▸ DATA SECTION:
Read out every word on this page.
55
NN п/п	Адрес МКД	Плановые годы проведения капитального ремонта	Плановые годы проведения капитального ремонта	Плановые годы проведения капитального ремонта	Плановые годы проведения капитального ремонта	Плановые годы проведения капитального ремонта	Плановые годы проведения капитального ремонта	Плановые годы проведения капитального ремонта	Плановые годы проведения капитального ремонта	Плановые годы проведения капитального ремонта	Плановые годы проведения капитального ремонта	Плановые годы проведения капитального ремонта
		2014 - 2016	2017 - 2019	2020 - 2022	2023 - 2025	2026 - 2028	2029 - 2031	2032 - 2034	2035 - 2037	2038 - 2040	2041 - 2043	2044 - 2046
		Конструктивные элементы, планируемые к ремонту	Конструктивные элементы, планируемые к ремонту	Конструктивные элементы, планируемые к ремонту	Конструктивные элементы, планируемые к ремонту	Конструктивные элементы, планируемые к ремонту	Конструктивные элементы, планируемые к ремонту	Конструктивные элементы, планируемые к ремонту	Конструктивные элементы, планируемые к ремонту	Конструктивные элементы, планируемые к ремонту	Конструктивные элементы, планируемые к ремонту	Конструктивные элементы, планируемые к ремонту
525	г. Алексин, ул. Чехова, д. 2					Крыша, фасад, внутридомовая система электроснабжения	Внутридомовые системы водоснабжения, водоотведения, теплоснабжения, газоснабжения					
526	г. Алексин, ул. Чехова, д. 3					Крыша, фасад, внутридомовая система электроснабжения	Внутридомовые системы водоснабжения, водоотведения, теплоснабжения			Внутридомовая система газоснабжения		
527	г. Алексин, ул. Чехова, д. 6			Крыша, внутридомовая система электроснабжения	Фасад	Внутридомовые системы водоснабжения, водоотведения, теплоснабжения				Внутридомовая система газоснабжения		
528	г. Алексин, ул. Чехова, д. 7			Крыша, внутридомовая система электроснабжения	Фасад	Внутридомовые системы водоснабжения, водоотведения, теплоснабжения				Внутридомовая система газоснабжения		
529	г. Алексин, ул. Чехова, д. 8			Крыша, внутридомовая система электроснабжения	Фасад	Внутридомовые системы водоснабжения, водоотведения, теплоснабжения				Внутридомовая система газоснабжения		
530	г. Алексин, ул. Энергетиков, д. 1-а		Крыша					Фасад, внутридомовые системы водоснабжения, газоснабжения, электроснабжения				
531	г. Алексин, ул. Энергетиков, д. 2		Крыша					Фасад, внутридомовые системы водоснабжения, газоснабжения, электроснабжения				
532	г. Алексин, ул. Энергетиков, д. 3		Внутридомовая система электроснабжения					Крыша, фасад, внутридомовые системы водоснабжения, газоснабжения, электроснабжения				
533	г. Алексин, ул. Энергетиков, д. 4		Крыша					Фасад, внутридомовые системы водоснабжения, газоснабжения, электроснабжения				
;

▸ STATED TASK: Return all of the data exactly as it reads.

▸ TASK OUTPUT:
Read out every word on this page.
55
NN п/п	Адрес МКД	Плановые годы проведения капитального ремонта	Плановые годы проведения капитального ремонта	Плановые годы проведения капитального ремонта	Плановые годы проведения капитального ремонта	Плановые годы проведения капитального ремонта	Плановые годы проведения капитального ремонта	Плановые годы проведения капитального ремонта	Плановые годы проведения капитального ремонта	Плановые годы проведения капитального ремонта	Плановые годы проведения капитального ремонта	Плановые годы проведения капитального ремонта
		2014 - 2016	2017 - 2019	2020 - 2022	2023 - 2025	2026 - 2028	2029 - 2031	2032 - 2034	2035 - 2037	2038 - 2040	2041 - 2043	2044 - 2046
		Конструктивные элементы, планируемые к ремонту	Конструктивные элементы, планируемые к ремонту	Конструктивные элементы, планируемые к ремонту	Конструктивные элементы, планируемые к ремонту	Конструктивные элементы, планируемые к ремонту	Конструктивные элементы, планируемые к ремонту	Конструктивные элементы, планируемые к ремонту	Конструктивные элементы, планируемые к ремонту	Конструктивные элементы, планируемые к ремонту	Конструктивные элементы, планируемые к ремонту	Конструктивные элементы, планируемые к ремонту
525	г. Алексин, ул. Чехова, д. 2					Крыша, фасад, внутридомовая система электроснабжения	Внутридомовые системы водоснабжения, водоотведения, теплоснабжения, газоснабжения					
526	г. Алексин, ул. Чехова, д. 3					Крыша, фасад, внутридомовая система электроснабжения	Внутридомовые системы водоснабжения, водоотведения, теплоснабжения			Внутридомовая система газоснабжения		
527	г. Алексин, ул. Чехова, д. 6			Крыша, внутридомовая система электроснабжения	Фасад	Внутридомовые системы водоснабжения, водоотведения, теплоснабжения				Внутридомовая система газоснабжения		
528	г. Алексин, ул. Чехова, д. 7			Крыша, внутридомовая система электроснабжения	Фасад	Внутридомовые системы водоснабжения, водоотведения, теплоснабжения				Внутридомовая система газоснабжения		
529	г. Алексин, ул. Чехова, д. 8			Крыша, внутридомовая система электроснабжения	Фасад	Внутридомовые системы водоснабжения, водоотведения, теплоснабжения				Внутридомовая система газоснабжения		
530	г. Алексин, ул. Энергетиков, д. 1-а		Крыша					Фасад, внутридомовые системы водоснабжения, газоснабжения, электроснабжения				
531	г. Алексин, ул. Энергетиков, д. 2		Крыша					Фасад, внутридомовые системы водоснабжения, газоснабжения, электроснабжения				
532	г. Алексин, ул. Энергетиков, д. 3		Внутридомовая система электроснабжения					Крыша, фасад, внутридомовые системы водоснабжения, газоснабжения, электроснабжения				
533	г. Алексин, ул. Энергетиков, д. 4		Крыша					Фасад, внутридомовые системы водоснабжения, газоснабжения, электроснабжения				
;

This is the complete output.